### Written request
Reproduce the rows word for word, from the first one through the line containing "long-fed-lsm-cell: 560ab (676, 325, 711, 340)", including that line.

### Given information
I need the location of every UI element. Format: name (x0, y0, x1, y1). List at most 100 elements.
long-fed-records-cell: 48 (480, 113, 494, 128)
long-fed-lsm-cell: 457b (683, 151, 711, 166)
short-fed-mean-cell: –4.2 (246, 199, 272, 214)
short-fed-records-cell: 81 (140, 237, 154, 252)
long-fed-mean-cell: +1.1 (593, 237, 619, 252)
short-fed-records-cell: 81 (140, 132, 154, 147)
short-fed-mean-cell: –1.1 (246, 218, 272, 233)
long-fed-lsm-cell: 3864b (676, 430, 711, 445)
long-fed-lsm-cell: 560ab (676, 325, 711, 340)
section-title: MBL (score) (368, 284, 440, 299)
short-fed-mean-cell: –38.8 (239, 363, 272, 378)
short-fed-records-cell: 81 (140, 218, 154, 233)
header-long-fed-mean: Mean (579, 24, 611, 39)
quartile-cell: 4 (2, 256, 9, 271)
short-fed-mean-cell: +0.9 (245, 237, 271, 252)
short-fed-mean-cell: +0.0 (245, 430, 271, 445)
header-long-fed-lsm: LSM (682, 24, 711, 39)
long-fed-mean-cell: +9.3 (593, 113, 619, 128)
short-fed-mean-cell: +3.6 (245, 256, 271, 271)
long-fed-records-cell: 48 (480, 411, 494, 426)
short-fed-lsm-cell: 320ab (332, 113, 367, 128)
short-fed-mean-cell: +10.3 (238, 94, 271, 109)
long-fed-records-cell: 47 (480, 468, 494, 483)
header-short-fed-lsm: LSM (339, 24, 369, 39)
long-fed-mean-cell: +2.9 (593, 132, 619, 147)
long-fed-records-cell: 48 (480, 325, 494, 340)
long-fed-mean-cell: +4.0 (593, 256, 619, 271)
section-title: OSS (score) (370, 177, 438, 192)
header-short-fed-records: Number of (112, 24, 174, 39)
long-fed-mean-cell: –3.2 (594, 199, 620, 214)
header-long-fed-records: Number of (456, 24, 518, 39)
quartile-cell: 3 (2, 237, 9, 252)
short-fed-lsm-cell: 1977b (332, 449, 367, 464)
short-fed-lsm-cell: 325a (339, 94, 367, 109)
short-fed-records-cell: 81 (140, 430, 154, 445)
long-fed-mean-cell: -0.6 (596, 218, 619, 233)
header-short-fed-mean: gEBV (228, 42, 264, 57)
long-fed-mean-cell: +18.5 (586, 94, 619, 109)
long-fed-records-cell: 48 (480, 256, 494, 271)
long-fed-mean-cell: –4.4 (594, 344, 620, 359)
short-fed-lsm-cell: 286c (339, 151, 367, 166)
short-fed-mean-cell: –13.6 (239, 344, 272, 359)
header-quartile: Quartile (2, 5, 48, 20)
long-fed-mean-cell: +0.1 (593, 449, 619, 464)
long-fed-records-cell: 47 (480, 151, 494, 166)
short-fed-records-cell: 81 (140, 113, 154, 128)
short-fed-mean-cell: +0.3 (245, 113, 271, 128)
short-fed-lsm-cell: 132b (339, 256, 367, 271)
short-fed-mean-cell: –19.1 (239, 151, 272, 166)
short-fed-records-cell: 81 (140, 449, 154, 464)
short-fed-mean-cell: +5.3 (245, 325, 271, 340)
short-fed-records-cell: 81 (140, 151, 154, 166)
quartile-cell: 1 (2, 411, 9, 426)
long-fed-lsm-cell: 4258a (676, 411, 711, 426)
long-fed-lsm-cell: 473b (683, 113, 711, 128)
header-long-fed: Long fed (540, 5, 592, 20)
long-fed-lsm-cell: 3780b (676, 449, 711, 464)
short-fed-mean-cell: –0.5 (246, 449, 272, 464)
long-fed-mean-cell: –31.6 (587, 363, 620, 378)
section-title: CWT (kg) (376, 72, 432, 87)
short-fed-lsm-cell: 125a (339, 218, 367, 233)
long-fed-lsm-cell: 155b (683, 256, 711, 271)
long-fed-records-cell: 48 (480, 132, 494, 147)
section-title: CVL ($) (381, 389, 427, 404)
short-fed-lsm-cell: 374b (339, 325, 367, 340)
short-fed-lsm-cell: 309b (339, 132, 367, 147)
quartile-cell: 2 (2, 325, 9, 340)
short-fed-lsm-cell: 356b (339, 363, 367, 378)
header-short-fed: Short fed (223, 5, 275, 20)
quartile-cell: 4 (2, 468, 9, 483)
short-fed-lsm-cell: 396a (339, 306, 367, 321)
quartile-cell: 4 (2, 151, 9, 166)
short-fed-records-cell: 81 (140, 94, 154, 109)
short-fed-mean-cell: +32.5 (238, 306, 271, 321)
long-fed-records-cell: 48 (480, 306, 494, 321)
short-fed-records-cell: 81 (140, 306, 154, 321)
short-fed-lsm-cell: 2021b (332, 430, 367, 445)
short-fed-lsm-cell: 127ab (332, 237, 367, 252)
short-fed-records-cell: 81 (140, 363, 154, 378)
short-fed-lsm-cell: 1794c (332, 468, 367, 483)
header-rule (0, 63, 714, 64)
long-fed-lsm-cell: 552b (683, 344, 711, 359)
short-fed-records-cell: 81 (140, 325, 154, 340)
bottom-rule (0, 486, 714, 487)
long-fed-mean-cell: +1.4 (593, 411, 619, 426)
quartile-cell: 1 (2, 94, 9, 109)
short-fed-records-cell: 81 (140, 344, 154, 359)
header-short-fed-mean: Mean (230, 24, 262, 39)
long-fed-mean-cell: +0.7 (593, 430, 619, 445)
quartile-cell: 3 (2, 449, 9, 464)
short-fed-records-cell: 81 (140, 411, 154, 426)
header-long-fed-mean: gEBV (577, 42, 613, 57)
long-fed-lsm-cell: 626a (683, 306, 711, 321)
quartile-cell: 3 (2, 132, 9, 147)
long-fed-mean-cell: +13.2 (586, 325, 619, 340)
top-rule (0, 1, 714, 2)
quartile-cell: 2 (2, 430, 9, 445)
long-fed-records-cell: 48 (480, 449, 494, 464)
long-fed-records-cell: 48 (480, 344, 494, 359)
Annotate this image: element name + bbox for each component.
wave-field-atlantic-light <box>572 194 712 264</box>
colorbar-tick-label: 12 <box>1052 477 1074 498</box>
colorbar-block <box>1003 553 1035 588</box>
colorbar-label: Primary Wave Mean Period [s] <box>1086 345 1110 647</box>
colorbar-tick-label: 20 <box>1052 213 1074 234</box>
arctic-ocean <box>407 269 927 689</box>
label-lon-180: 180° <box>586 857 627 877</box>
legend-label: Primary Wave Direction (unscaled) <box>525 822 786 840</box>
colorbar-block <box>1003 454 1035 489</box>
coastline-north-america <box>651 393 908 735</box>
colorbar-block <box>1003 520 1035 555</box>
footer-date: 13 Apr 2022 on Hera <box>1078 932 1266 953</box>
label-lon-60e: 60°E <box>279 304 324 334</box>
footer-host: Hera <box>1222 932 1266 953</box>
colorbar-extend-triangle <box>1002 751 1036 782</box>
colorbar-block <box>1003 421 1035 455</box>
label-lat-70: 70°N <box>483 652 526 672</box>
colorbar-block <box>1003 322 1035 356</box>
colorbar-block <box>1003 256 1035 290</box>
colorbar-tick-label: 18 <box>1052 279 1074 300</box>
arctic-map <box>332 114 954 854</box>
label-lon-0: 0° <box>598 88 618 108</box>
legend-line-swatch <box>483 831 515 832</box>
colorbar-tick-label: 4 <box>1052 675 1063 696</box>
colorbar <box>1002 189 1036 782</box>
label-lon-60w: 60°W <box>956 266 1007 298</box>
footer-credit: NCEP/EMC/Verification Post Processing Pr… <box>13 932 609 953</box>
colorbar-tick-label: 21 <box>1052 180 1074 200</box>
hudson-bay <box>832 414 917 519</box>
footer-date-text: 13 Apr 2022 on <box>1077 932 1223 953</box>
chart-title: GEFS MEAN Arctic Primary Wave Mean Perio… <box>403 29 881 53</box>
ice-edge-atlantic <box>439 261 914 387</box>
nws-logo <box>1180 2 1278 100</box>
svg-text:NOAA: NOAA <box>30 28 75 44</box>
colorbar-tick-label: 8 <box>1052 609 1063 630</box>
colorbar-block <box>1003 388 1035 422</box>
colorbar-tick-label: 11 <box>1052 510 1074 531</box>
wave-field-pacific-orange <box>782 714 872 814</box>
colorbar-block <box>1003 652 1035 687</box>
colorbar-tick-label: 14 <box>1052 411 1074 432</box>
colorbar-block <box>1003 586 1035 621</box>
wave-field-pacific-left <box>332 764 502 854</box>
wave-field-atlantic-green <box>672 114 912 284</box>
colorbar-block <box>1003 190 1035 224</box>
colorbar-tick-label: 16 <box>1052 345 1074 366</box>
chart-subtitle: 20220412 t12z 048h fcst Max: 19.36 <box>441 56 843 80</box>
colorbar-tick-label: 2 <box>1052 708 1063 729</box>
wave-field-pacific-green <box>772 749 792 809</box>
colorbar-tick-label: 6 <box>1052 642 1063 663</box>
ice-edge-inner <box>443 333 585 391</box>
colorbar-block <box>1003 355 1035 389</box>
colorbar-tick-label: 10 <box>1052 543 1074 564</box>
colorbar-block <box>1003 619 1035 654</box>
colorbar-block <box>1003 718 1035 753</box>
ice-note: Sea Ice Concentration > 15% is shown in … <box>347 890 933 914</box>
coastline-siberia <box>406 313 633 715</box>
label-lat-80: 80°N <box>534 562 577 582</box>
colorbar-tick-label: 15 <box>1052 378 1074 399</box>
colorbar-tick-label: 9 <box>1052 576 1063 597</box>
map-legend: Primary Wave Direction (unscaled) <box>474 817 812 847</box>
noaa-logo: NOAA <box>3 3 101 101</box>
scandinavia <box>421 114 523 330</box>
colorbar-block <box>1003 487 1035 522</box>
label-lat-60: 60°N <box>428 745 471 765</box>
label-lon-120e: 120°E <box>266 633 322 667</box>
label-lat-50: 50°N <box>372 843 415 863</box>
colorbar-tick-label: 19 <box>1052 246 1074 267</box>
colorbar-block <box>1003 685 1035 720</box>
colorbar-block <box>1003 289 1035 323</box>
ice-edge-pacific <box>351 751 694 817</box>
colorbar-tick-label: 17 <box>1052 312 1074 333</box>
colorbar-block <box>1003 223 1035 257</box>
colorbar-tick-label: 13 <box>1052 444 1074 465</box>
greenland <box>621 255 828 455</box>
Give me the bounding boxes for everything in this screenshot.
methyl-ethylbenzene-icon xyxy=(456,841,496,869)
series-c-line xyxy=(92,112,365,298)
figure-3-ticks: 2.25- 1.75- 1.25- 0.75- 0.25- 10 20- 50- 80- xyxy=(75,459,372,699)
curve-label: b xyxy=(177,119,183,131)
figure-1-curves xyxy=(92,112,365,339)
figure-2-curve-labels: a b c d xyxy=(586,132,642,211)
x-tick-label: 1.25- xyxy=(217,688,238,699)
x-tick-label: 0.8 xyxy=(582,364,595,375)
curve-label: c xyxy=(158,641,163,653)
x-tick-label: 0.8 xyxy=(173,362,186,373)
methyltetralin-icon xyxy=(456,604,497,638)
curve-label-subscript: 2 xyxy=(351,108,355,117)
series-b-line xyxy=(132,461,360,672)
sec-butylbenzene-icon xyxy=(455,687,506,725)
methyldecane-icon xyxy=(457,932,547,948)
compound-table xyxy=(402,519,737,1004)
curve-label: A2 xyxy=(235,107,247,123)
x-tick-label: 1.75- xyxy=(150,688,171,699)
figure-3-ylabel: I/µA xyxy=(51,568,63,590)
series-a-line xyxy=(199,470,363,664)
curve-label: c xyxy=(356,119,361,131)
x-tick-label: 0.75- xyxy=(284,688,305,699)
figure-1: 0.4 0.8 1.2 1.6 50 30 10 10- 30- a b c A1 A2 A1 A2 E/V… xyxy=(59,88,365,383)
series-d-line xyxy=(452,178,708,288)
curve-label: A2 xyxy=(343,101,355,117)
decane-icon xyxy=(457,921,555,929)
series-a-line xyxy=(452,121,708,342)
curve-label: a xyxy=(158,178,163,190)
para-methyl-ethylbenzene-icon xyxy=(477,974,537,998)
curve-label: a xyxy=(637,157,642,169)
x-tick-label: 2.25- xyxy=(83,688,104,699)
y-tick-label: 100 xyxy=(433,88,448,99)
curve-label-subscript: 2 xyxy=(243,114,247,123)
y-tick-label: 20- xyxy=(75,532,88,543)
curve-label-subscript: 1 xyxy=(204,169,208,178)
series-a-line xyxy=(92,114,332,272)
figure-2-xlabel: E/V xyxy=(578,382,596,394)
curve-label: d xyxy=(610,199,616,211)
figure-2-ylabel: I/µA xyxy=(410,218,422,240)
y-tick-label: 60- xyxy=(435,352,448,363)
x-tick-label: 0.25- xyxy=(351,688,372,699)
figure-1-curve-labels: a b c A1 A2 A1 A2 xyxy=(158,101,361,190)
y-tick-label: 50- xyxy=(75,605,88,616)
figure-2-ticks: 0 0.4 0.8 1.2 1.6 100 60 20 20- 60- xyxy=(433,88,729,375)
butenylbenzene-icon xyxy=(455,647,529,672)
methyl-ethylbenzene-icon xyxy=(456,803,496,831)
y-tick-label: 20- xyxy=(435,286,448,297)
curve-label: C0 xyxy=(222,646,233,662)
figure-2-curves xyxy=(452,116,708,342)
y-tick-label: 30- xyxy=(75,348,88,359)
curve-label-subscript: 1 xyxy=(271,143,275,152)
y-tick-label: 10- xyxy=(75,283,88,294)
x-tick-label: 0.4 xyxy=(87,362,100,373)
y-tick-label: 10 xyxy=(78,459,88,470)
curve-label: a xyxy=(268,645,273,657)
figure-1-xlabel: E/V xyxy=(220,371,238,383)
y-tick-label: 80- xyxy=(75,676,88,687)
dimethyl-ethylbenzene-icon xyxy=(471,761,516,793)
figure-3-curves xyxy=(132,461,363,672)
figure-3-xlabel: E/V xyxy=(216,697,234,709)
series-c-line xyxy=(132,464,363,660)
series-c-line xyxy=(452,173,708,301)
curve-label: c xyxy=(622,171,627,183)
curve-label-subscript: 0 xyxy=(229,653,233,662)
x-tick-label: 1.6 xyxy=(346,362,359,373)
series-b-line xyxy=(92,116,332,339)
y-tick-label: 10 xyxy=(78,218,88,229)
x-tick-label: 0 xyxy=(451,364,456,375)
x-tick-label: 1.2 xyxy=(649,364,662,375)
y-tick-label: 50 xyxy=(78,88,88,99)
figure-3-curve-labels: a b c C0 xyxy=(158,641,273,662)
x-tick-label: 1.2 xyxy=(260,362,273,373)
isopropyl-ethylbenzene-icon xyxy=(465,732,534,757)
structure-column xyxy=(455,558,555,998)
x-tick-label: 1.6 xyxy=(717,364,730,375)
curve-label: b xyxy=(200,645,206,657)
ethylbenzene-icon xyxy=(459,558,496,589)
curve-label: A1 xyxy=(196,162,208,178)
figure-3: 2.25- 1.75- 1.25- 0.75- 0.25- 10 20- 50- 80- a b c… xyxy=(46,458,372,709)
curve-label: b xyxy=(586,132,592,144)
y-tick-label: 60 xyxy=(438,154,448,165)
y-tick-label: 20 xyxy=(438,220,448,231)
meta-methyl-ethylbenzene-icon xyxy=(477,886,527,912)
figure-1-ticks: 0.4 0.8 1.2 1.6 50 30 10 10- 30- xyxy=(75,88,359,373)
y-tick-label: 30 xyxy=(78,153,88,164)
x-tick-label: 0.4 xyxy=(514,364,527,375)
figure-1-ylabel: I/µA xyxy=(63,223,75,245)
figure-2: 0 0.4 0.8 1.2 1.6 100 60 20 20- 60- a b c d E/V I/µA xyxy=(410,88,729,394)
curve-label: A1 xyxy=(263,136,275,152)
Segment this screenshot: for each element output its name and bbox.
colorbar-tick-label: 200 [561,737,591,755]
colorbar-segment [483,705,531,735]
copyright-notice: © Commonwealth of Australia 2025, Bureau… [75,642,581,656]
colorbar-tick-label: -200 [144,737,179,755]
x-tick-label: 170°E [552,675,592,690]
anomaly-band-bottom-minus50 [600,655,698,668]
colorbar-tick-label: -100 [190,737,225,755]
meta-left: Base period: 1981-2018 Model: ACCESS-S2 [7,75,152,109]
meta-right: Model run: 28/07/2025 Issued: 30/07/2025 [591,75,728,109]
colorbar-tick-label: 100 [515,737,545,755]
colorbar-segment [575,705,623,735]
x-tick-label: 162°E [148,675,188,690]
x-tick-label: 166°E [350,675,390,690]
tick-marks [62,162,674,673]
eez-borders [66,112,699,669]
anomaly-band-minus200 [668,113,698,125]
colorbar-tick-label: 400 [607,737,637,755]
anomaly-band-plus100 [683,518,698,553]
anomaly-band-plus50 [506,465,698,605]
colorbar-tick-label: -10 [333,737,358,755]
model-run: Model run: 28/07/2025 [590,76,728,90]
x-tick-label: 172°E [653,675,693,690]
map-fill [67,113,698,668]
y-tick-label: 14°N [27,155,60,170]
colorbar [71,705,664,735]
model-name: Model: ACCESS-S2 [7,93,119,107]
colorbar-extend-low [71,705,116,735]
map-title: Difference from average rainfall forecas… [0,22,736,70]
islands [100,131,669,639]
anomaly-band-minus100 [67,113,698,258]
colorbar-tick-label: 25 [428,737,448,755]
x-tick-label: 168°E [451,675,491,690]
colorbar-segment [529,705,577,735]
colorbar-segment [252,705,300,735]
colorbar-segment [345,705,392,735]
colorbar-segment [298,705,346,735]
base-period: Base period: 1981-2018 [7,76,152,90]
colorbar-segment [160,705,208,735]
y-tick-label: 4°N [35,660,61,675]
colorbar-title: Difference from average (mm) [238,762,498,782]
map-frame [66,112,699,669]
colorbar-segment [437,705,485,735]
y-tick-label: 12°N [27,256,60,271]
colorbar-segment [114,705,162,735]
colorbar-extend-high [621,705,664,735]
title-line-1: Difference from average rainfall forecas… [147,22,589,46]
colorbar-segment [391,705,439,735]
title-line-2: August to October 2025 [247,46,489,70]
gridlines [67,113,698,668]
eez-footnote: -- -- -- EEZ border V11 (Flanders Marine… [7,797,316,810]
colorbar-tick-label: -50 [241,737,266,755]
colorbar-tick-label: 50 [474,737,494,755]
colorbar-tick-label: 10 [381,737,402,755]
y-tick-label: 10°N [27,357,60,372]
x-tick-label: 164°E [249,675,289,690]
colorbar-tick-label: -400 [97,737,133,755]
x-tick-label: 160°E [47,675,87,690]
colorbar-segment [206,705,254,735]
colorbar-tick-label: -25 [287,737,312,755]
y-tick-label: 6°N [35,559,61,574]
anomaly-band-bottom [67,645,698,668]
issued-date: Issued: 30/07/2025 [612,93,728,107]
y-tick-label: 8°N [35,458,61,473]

### Result of this task
I need the location of every UI element. Format: name (x0, y0, x1, y1). List at most 100 elements.
long-fed-records-cell: 48 (480, 113, 494, 128)
long-fed-lsm-cell: 457b (683, 151, 711, 166)
short-fed-mean-cell: –4.2 (246, 199, 272, 214)
short-fed-records-cell: 81 (140, 237, 154, 252)
long-fed-mean-cell: +1.1 (593, 237, 619, 252)
short-fed-records-cell: 81 (140, 132, 154, 147)
short-fed-mean-cell: –1.1 (246, 218, 272, 233)
long-fed-lsm-cell: 3864b (676, 430, 711, 445)
long-fed-lsm-cell: 560ab (676, 325, 711, 340)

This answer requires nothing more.